### GOAL OF THE EXERCISE
Write out every record in full, exactly as written, please.

[START DATASET ENTRIES]

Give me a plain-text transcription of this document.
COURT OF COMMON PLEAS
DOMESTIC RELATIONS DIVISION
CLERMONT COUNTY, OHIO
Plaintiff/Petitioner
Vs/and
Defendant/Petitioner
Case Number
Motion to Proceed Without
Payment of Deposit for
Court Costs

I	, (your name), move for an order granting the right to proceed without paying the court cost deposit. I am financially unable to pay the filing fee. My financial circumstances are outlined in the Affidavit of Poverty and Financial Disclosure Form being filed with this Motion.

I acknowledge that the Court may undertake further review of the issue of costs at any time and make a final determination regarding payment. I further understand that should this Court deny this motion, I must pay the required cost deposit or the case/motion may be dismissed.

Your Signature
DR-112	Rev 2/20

[END DATASET ENTRIES]

### SOLUTION FOR THIS PROBLEM
Give me a plain-text transcription of this document.
COURT OF COMMON PLEAS
DOMESTIC RELATIONS DIVISION
CLERMONT COUNTY, OHIO
Plaintiff/Petitioner
Vs/and
Defendant/Petitioner
Case Number
Motion to Proceed Without
Payment of Deposit for
Court Costs

I	, (your name), move for an order granting the right to proceed without paying the court cost deposit. I am financially unable to pay the filing fee. My financial circumstances are outlined in the Affidavit of Poverty and Financial Disclosure Form being filed with this Motion.

I acknowledge that the Court may undertake further review of the issue of costs at any time and make a final determination regarding payment. I further understand that should this Court deny this motion, I must pay the required cost deposit or the case/motion may be dismissed.

Your Signature
DR-112	Rev 2/20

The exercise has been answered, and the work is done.